Input data
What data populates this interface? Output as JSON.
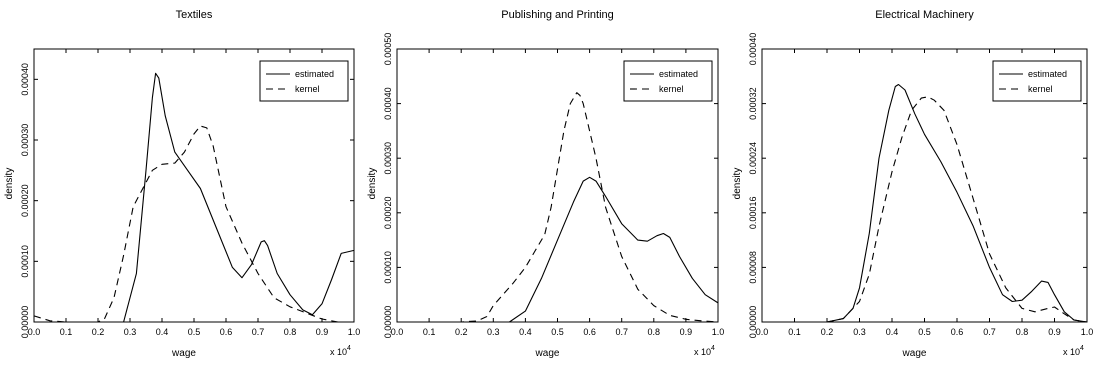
{
  "chart_data": [
    {
      "type": "line",
      "title": "Textiles",
      "xlabel": "wage",
      "ylabel": "density",
      "x_multiplier": "x 10^4",
      "xlim": [
        0,
        1.0
      ],
      "ylim": [
        0,
        0.00045
      ],
      "xticks": [
        "0.0",
        "0.1",
        "0.2",
        "0.3",
        "0.4",
        "0.5",
        "0.6",
        "0.7",
        "0.8",
        "0.9",
        "1.0"
      ],
      "yticks": [
        "0.00000",
        "0.00010",
        "0.00020",
        "0.00030",
        "0.00040"
      ],
      "ytick_values": [
        0,
        0.0001,
        0.0002,
        0.0003,
        0.0004
      ],
      "legend": {
        "position": "top-right",
        "entries": [
          "estimated",
          "kernel"
        ]
      },
      "series": [
        {
          "name": "estimated",
          "style": "solid",
          "x": [
            0.28,
            0.32,
            0.35,
            0.37,
            0.38,
            0.39,
            0.41,
            0.44,
            0.48,
            0.52,
            0.57,
            0.62,
            0.65,
            0.68,
            0.71,
            0.72,
            0.73,
            0.76,
            0.8,
            0.84,
            0.87,
            0.9,
            0.93,
            0.96,
            1.0
          ],
          "y": [
            0.0,
            8e-05,
            0.00025,
            0.00037,
            0.00041,
            0.000402,
            0.00034,
            0.00028,
            0.00025,
            0.00022,
            0.000155,
            9e-05,
            7.3e-05,
            9.5e-05,
            0.000132,
            0.000134,
            0.000126,
            8e-05,
            4.5e-05,
            2e-05,
            1.2e-05,
            3e-05,
            7e-05,
            0.000113,
            0.000118
          ]
        },
        {
          "name": "kernel",
          "style": "dashed",
          "x": [
            0.0,
            0.05,
            0.1,
            0.15,
            0.2,
            0.22,
            0.25,
            0.28,
            0.31,
            0.34,
            0.37,
            0.4,
            0.44,
            0.47,
            0.5,
            0.52,
            0.54,
            0.56,
            0.6,
            0.65,
            0.7,
            0.75,
            0.8,
            0.85,
            0.9,
            0.95,
            1.0
          ],
          "y": [
            1e-05,
            2e-06,
            0.0,
            0.0,
            0.0,
            5e-06,
            4e-05,
            0.00011,
            0.00019,
            0.00022,
            0.00025,
            0.00026,
            0.000262,
            0.00028,
            0.00031,
            0.000323,
            0.00032,
            0.00029,
            0.00019,
            0.00013,
            8e-05,
            4e-05,
            2.5e-05,
            1.5e-05,
            5e-06,
            0.0,
            0.0
          ]
        }
      ]
    },
    {
      "type": "line",
      "title": "Publishing and Printing",
      "xlabel": "wage",
      "ylabel": "density",
      "x_multiplier": "x 10^4",
      "xlim": [
        0,
        1.0
      ],
      "ylim": [
        0,
        0.0005
      ],
      "xticks": [
        "0.0",
        "0.1",
        "0.2",
        "0.3",
        "0.4",
        "0.5",
        "0.6",
        "0.7",
        "0.8",
        "0.9",
        "1.0"
      ],
      "yticks": [
        "0.00000",
        "0.00010",
        "0.00020",
        "0.00030",
        "0.00040",
        "0.00050"
      ],
      "ytick_values": [
        0,
        0.0001,
        0.0002,
        0.0003,
        0.0004,
        0.0005
      ],
      "legend": {
        "position": "top-right",
        "entries": [
          "estimated",
          "kernel"
        ]
      },
      "series": [
        {
          "name": "estimated",
          "style": "solid",
          "x": [
            0.35,
            0.4,
            0.45,
            0.5,
            0.55,
            0.58,
            0.6,
            0.62,
            0.65,
            0.7,
            0.75,
            0.78,
            0.81,
            0.83,
            0.85,
            0.88,
            0.92,
            0.96,
            1.0
          ],
          "y": [
            0.0,
            2e-05,
            8e-05,
            0.00015,
            0.00022,
            0.000258,
            0.000265,
            0.000258,
            0.00023,
            0.00018,
            0.00015,
            0.000148,
            0.000158,
            0.000162,
            0.000155,
            0.00012,
            8e-05,
            5e-05,
            3.5e-05
          ]
        },
        {
          "name": "kernel",
          "style": "dashed",
          "x": [
            0.0,
            0.1,
            0.2,
            0.25,
            0.28,
            0.3,
            0.33,
            0.36,
            0.4,
            0.43,
            0.46,
            0.48,
            0.5,
            0.52,
            0.54,
            0.56,
            0.57,
            0.58,
            0.6,
            0.62,
            0.65,
            0.7,
            0.75,
            0.8,
            0.85,
            0.9,
            0.95,
            1.0
          ],
          "y": [
            0.0,
            0.0,
            0.0,
            2e-06,
            1e-05,
            3e-05,
            5e-05,
            7e-05,
            0.0001,
            0.00013,
            0.00016,
            0.00021,
            0.00028,
            0.00035,
            0.0004,
            0.00042,
            0.000415,
            0.0004,
            0.00035,
            0.0003,
            0.00021,
            0.00012,
            6e-05,
            3e-05,
            1.2e-05,
            5e-06,
            2e-06,
            0.0
          ]
        }
      ]
    },
    {
      "type": "line",
      "title": "Electrical Machinery",
      "xlabel": "wage",
      "ylabel": "density",
      "x_multiplier": "x 10^4",
      "xlim": [
        0,
        1.0
      ],
      "ylim": [
        0,
        0.0004
      ],
      "xticks": [
        "0.0",
        "0.1",
        "0.2",
        "0.3",
        "0.4",
        "0.5",
        "0.6",
        "0.7",
        "0.8",
        "0.9",
        "1.0"
      ],
      "yticks": [
        "0.00000",
        "0.00008",
        "0.00016",
        "0.00024",
        "0.00032",
        "0.00040"
      ],
      "ytick_values": [
        0,
        8e-05,
        0.00016,
        0.00024,
        0.00032,
        0.0004
      ],
      "legend": {
        "position": "top-right",
        "entries": [
          "estimated",
          "kernel"
        ]
      },
      "series": [
        {
          "name": "estimated",
          "style": "solid",
          "x": [
            0.2,
            0.25,
            0.28,
            0.3,
            0.33,
            0.36,
            0.39,
            0.41,
            0.42,
            0.44,
            0.47,
            0.5,
            0.55,
            0.6,
            0.65,
            0.7,
            0.74,
            0.77,
            0.8,
            0.83,
            0.86,
            0.88,
            0.9,
            0.93,
            0.96,
            1.0
          ],
          "y": [
            0.0,
            5e-06,
            2e-05,
            5e-05,
            0.00013,
            0.00024,
            0.00031,
            0.000345,
            0.000348,
            0.00034,
            0.000305,
            0.000275,
            0.000235,
            0.00019,
            0.00014,
            8e-05,
            4e-05,
            3e-05,
            3.2e-05,
            4.5e-05,
            6e-05,
            5.8e-05,
            4e-05,
            1.5e-05,
            3e-06,
            0.0
          ]
        },
        {
          "name": "kernel",
          "style": "dashed",
          "x": [
            0.2,
            0.25,
            0.3,
            0.33,
            0.36,
            0.4,
            0.43,
            0.46,
            0.49,
            0.51,
            0.53,
            0.56,
            0.6,
            0.65,
            0.7,
            0.75,
            0.8,
            0.84,
            0.88,
            0.9,
            0.93,
            0.96,
            1.0
          ],
          "y": [
            0.0,
            5e-06,
            3e-05,
            7e-05,
            0.00014,
            0.00022,
            0.00027,
            0.00031,
            0.000328,
            0.00033,
            0.000325,
            0.00031,
            0.00026,
            0.00018,
            0.0001,
            5e-05,
            2e-05,
            1.5e-05,
            2e-05,
            2.2e-05,
            1.2e-05,
            3e-06,
            0.0
          ]
        }
      ]
    }
  ]
}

What is required
Repeat the records in full, exactly as they appear, without the pictures.

The reply
What data populates this interface? Output as JSON.
{
  "chart_data": [
    {
      "type": "line",
      "title": "Textiles",
      "xlabel": "wage",
      "ylabel": "density",
      "x_multiplier": "x 10^4",
      "xlim": [
        0,
        1.0
      ],
      "ylim": [
        0,
        0.00045
      ],
      "xticks": [
        "0.0",
        "0.1",
        "0.2",
        "0.3",
        "0.4",
        "0.5",
        "0.6",
        "0.7",
        "0.8",
        "0.9",
        "1.0"
      ],
      "yticks": [
        "0.00000",
        "0.00010",
        "0.00020",
        "0.00030",
        "0.00040"
      ],
      "ytick_values": [
        0,
        0.0001,
        0.0002,
        0.0003,
        0.0004
      ],
      "legend": {
        "position": "top-right",
        "entries": [
          "estimated",
          "kernel"
        ]
      },
      "series": [
        {
          "name": "estimated",
          "style": "solid",
          "x": [
            0.28,
            0.32,
            0.35,
            0.37,
            0.38,
            0.39,
            0.41,
            0.44,
            0.48,
            0.52,
            0.57,
            0.62,
            0.65,
            0.68,
            0.71,
            0.72,
            0.73,
            0.76,
            0.8,
            0.84,
            0.87,
            0.9,
            0.93,
            0.96,
            1.0
          ],
          "y": [
            0.0,
            8e-05,
            0.00025,
            0.00037,
            0.00041,
            0.000402,
            0.00034,
            0.00028,
            0.00025,
            0.00022,
            0.000155,
            9e-05,
            7.3e-05,
            9.5e-05,
            0.000132,
            0.000134,
            0.000126,
            8e-05,
            4.5e-05,
            2e-05,
            1.2e-05,
            3e-05,
            7e-05,
            0.000113,
            0.000118
          ]
        },
        {
          "name": "kernel",
          "style": "dashed",
          "x": [
            0.0,
            0.05,
            0.1,
            0.15,
            0.2,
            0.22,
            0.25,
            0.28,
            0.31,
            0.34,
            0.37,
            0.4,
            0.44,
            0.47,
            0.5,
            0.52,
            0.54,
            0.56,
            0.6,
            0.65,
            0.7,
            0.75,
            0.8,
            0.85,
            0.9,
            0.95,
            1.0
          ],
          "y": [
            1e-05,
            2e-06,
            0.0,
            0.0,
            0.0,
            5e-06,
            4e-05,
            0.00011,
            0.00019,
            0.00022,
            0.00025,
            0.00026,
            0.000262,
            0.00028,
            0.00031,
            0.000323,
            0.00032,
            0.00029,
            0.00019,
            0.00013,
            8e-05,
            4e-05,
            2.5e-05,
            1.5e-05,
            5e-06,
            0.0,
            0.0
          ]
        }
      ]
    },
    {
      "type": "line",
      "title": "Publishing and Printing",
      "xlabel": "wage",
      "ylabel": "density",
      "x_multiplier": "x 10^4",
      "xlim": [
        0,
        1.0
      ],
      "ylim": [
        0,
        0.0005
      ],
      "xticks": [
        "0.0",
        "0.1",
        "0.2",
        "0.3",
        "0.4",
        "0.5",
        "0.6",
        "0.7",
        "0.8",
        "0.9",
        "1.0"
      ],
      "yticks": [
        "0.00000",
        "0.00010",
        "0.00020",
        "0.00030",
        "0.00040",
        "0.00050"
      ],
      "ytick_values": [
        0,
        0.0001,
        0.0002,
        0.0003,
        0.0004,
        0.0005
      ],
      "legend": {
        "position": "top-right",
        "entries": [
          "estimated",
          "kernel"
        ]
      },
      "series": [
        {
          "name": "estimated",
          "style": "solid",
          "x": [
            0.35,
            0.4,
            0.45,
            0.5,
            0.55,
            0.58,
            0.6,
            0.62,
            0.65,
            0.7,
            0.75,
            0.78,
            0.81,
            0.83,
            0.85,
            0.88,
            0.92,
            0.96,
            1.0
          ],
          "y": [
            0.0,
            2e-05,
            8e-05,
            0.00015,
            0.00022,
            0.000258,
            0.000265,
            0.000258,
            0.00023,
            0.00018,
            0.00015,
            0.000148,
            0.000158,
            0.000162,
            0.000155,
            0.00012,
            8e-05,
            5e-05,
            3.5e-05
          ]
        },
        {
          "name": "kernel",
          "style": "dashed",
          "x": [
            0.0,
            0.1,
            0.2,
            0.25,
            0.28,
            0.3,
            0.33,
            0.36,
            0.4,
            0.43,
            0.46,
            0.48,
            0.5,
            0.52,
            0.54,
            0.56,
            0.57,
            0.58,
            0.6,
            0.62,
            0.65,
            0.7,
            0.75,
            0.8,
            0.85,
            0.9,
            0.95,
            1.0
          ],
          "y": [
            0.0,
            0.0,
            0.0,
            2e-06,
            1e-05,
            3e-05,
            5e-05,
            7e-05,
            0.0001,
            0.00013,
            0.00016,
            0.00021,
            0.00028,
            0.00035,
            0.0004,
            0.00042,
            0.000415,
            0.0004,
            0.00035,
            0.0003,
            0.00021,
            0.00012,
            6e-05,
            3e-05,
            1.2e-05,
            5e-06,
            2e-06,
            0.0
          ]
        }
      ]
    },
    {
      "type": "line",
      "title": "Electrical Machinery",
      "xlabel": "wage",
      "ylabel": "density",
      "x_multiplier": "x 10^4",
      "xlim": [
        0,
        1.0
      ],
      "ylim": [
        0,
        0.0004
      ],
      "xticks": [
        "0.0",
        "0.1",
        "0.2",
        "0.3",
        "0.4",
        "0.5",
        "0.6",
        "0.7",
        "0.8",
        "0.9",
        "1.0"
      ],
      "yticks": [
        "0.00000",
        "0.00008",
        "0.00016",
        "0.00024",
        "0.00032",
        "0.00040"
      ],
      "ytick_values": [
        0,
        8e-05,
        0.00016,
        0.00024,
        0.00032,
        0.0004
      ],
      "legend": {
        "position": "top-right",
        "entries": [
          "estimated",
          "kernel"
        ]
      },
      "series": [
        {
          "name": "estimated",
          "style": "solid",
          "x": [
            0.2,
            0.25,
            0.28,
            0.3,
            0.33,
            0.36,
            0.39,
            0.41,
            0.42,
            0.44,
            0.47,
            0.5,
            0.55,
            0.6,
            0.65,
            0.7,
            0.74,
            0.77,
            0.8,
            0.83,
            0.86,
            0.88,
            0.9,
            0.93,
            0.96,
            1.0
          ],
          "y": [
            0.0,
            5e-06,
            2e-05,
            5e-05,
            0.00013,
            0.00024,
            0.00031,
            0.000345,
            0.000348,
            0.00034,
            0.000305,
            0.000275,
            0.000235,
            0.00019,
            0.00014,
            8e-05,
            4e-05,
            3e-05,
            3.2e-05,
            4.5e-05,
            6e-05,
            5.8e-05,
            4e-05,
            1.5e-05,
            3e-06,
            0.0
          ]
        },
        {
          "name": "kernel",
          "style": "dashed",
          "x": [
            0.2,
            0.25,
            0.3,
            0.33,
            0.36,
            0.4,
            0.43,
            0.46,
            0.49,
            0.51,
            0.53,
            0.56,
            0.6,
            0.65,
            0.7,
            0.75,
            0.8,
            0.84,
            0.88,
            0.9,
            0.93,
            0.96,
            1.0
          ],
          "y": [
            0.0,
            5e-06,
            3e-05,
            7e-05,
            0.00014,
            0.00022,
            0.00027,
            0.00031,
            0.000328,
            0.00033,
            0.000325,
            0.00031,
            0.00026,
            0.00018,
            0.0001,
            5e-05,
            2e-05,
            1.5e-05,
            2e-05,
            2.2e-05,
            1.2e-05,
            3e-06,
            0.0
          ]
        }
      ]
    }
  ]
}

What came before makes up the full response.